* _LISTED ENTRIES_:

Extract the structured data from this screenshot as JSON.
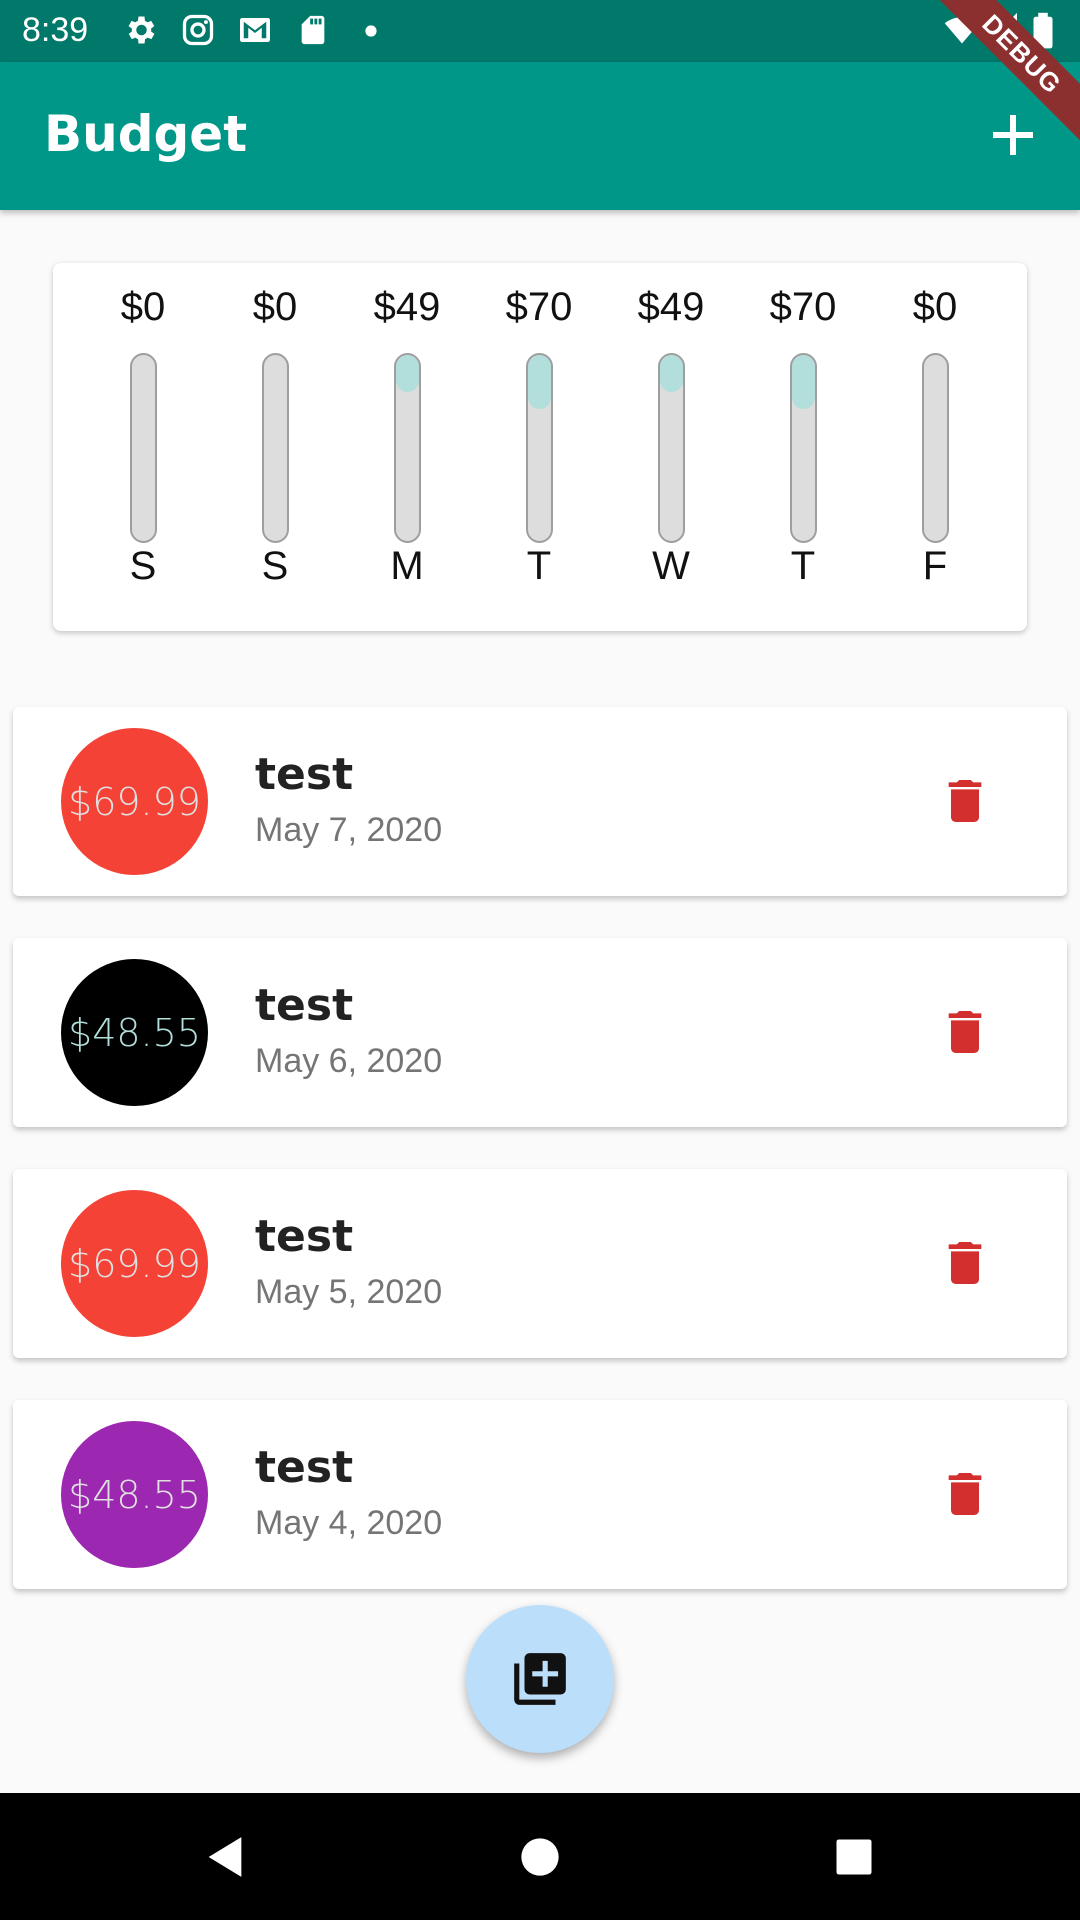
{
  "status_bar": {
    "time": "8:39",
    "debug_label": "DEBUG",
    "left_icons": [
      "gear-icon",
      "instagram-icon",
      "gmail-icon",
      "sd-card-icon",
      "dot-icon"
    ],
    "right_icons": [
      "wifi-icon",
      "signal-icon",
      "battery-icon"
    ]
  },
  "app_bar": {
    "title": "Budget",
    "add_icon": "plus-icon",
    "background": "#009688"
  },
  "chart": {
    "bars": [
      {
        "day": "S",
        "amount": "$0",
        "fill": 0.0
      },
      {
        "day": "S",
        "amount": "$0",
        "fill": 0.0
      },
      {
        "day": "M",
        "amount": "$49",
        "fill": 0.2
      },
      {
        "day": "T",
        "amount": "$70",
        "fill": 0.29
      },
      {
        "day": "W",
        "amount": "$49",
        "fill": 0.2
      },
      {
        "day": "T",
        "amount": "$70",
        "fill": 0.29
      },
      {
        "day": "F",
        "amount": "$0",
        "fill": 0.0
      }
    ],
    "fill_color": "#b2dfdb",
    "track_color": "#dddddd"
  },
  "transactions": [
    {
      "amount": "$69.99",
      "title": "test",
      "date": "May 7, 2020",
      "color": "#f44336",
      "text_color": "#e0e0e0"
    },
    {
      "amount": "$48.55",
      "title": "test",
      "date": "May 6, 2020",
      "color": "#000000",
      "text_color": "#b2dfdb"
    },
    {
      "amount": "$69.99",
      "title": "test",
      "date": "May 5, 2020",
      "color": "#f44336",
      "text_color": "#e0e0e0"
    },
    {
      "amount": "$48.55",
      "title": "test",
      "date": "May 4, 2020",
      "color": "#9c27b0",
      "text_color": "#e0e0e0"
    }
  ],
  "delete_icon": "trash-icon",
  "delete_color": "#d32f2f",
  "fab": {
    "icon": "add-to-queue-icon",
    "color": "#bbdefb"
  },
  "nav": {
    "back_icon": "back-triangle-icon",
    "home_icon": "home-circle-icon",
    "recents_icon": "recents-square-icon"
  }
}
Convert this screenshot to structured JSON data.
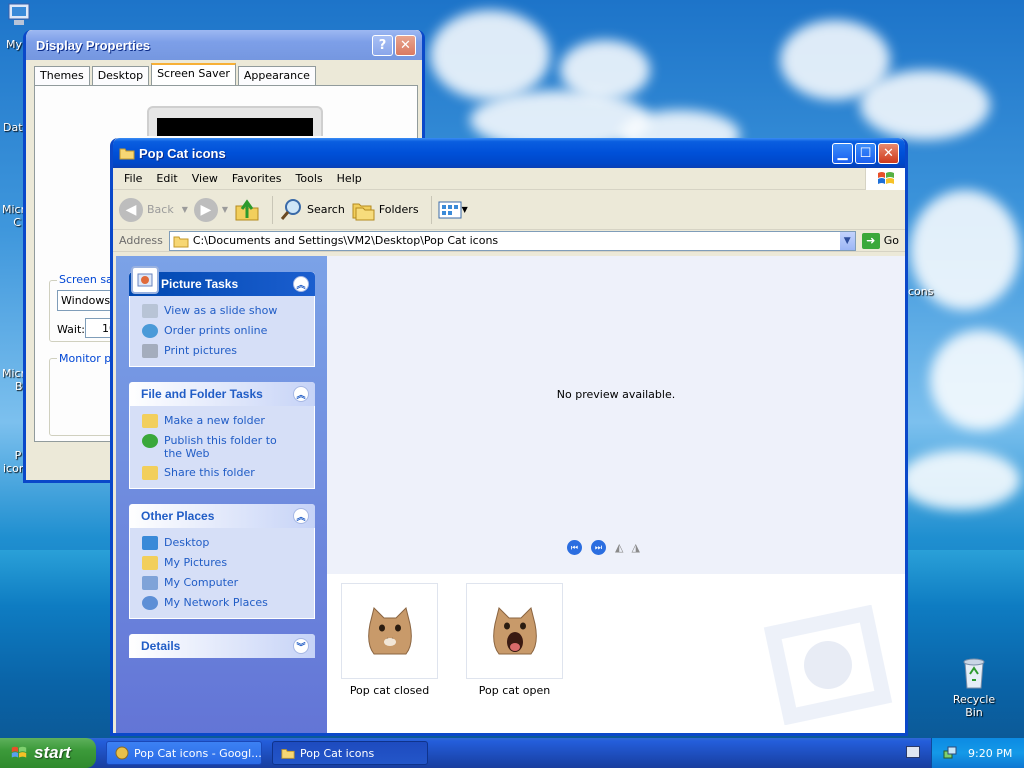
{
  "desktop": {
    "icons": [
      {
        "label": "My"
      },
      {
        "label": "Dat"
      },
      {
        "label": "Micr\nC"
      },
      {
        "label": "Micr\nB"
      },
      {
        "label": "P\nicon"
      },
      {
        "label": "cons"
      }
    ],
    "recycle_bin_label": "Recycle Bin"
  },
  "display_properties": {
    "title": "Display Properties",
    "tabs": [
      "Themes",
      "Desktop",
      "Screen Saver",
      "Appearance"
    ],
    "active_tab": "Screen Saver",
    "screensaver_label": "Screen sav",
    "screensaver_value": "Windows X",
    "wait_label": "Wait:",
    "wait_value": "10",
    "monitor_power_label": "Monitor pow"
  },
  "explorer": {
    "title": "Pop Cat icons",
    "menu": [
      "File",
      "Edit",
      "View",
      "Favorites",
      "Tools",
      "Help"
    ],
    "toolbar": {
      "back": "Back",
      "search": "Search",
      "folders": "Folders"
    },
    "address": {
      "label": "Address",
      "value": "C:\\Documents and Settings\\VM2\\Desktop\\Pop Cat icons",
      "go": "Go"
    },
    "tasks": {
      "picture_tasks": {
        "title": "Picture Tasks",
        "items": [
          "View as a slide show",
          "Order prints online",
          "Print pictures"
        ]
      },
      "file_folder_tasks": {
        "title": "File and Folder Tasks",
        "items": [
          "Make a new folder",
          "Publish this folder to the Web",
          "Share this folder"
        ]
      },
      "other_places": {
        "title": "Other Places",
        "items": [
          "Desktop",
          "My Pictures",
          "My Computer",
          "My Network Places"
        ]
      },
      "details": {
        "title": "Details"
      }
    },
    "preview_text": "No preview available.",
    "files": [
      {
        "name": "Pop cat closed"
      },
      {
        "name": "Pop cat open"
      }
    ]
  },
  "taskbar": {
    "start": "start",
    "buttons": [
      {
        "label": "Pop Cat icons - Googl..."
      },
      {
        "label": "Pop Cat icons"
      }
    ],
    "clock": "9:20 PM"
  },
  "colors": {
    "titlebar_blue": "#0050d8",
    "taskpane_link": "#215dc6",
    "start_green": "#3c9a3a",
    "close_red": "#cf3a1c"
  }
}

* _DIRECTIONS_: Give back the whole listing as it stands, minus its pictures.

* _COMPLETE OUTPUT_:
Extract the structured data from this screenshot as JSON.
{
  "status_bar": {
    "time": "8:39",
    "debug_label": "DEBUG",
    "left_icons": [
      "gear-icon",
      "instagram-icon",
      "gmail-icon",
      "sd-card-icon",
      "dot-icon"
    ],
    "right_icons": [
      "wifi-icon",
      "signal-icon",
      "battery-icon"
    ]
  },
  "app_bar": {
    "title": "Budget",
    "add_icon": "plus-icon",
    "background": "#009688"
  },
  "chart": {
    "bars": [
      {
        "day": "S",
        "amount": "$0",
        "fill": 0.0
      },
      {
        "day": "S",
        "amount": "$0",
        "fill": 0.0
      },
      {
        "day": "M",
        "amount": "$49",
        "fill": 0.2
      },
      {
        "day": "T",
        "amount": "$70",
        "fill": 0.29
      },
      {
        "day": "W",
        "amount": "$49",
        "fill": 0.2
      },
      {
        "day": "T",
        "amount": "$70",
        "fill": 0.29
      },
      {
        "day": "F",
        "amount": "$0",
        "fill": 0.0
      }
    ],
    "fill_color": "#b2dfdb",
    "track_color": "#dddddd"
  },
  "transactions": [
    {
      "amount": "$69.99",
      "title": "test",
      "date": "May 7, 2020",
      "color": "#f44336",
      "text_color": "#e0e0e0"
    },
    {
      "amount": "$48.55",
      "title": "test",
      "date": "May 6, 2020",
      "color": "#000000",
      "text_color": "#b2dfdb"
    },
    {
      "amount": "$69.99",
      "title": "test",
      "date": "May 5, 2020",
      "color": "#f44336",
      "text_color": "#e0e0e0"
    },
    {
      "amount": "$48.55",
      "title": "test",
      "date": "May 4, 2020",
      "color": "#9c27b0",
      "text_color": "#e0e0e0"
    }
  ],
  "delete_icon": "trash-icon",
  "delete_color": "#d32f2f",
  "fab": {
    "icon": "add-to-queue-icon",
    "color": "#bbdefb"
  },
  "nav": {
    "back_icon": "back-triangle-icon",
    "home_icon": "home-circle-icon",
    "recents_icon": "recents-square-icon"
  }
}
Convert this screenshot to structured JSON data.
{
  "desktop": {
    "icons": [
      {
        "label": "My"
      },
      {
        "label": "Dat"
      },
      {
        "label": "Micr\nC"
      },
      {
        "label": "Micr\nB"
      },
      {
        "label": "P\nicon"
      },
      {
        "label": "cons"
      }
    ],
    "recycle_bin_label": "Recycle Bin"
  },
  "display_properties": {
    "title": "Display Properties",
    "tabs": [
      "Themes",
      "Desktop",
      "Screen Saver",
      "Appearance"
    ],
    "active_tab": "Screen Saver",
    "screensaver_label": "Screen sav",
    "screensaver_value": "Windows X",
    "wait_label": "Wait:",
    "wait_value": "10",
    "monitor_power_label": "Monitor pow"
  },
  "explorer": {
    "title": "Pop Cat icons",
    "menu": [
      "File",
      "Edit",
      "View",
      "Favorites",
      "Tools",
      "Help"
    ],
    "toolbar": {
      "back": "Back",
      "search": "Search",
      "folders": "Folders"
    },
    "address": {
      "label": "Address",
      "value": "C:\\Documents and Settings\\VM2\\Desktop\\Pop Cat icons",
      "go": "Go"
    },
    "tasks": {
      "picture_tasks": {
        "title": "Picture Tasks",
        "items": [
          "View as a slide show",
          "Order prints online",
          "Print pictures"
        ]
      },
      "file_folder_tasks": {
        "title": "File and Folder Tasks",
        "items": [
          "Make a new folder",
          "Publish this folder to the Web",
          "Share this folder"
        ]
      },
      "other_places": {
        "title": "Other Places",
        "items": [
          "Desktop",
          "My Pictures",
          "My Computer",
          "My Network Places"
        ]
      },
      "details": {
        "title": "Details"
      }
    },
    "preview_text": "No preview available.",
    "files": [
      {
        "name": "Pop cat closed"
      },
      {
        "name": "Pop cat open"
      }
    ]
  },
  "taskbar": {
    "start": "start",
    "buttons": [
      {
        "label": "Pop Cat icons - Googl..."
      },
      {
        "label": "Pop Cat icons"
      }
    ],
    "clock": "9:20 PM"
  },
  "colors": {
    "titlebar_blue": "#0050d8",
    "taskpane_link": "#215dc6",
    "start_green": "#3c9a3a",
    "close_red": "#cf3a1c"
  }
}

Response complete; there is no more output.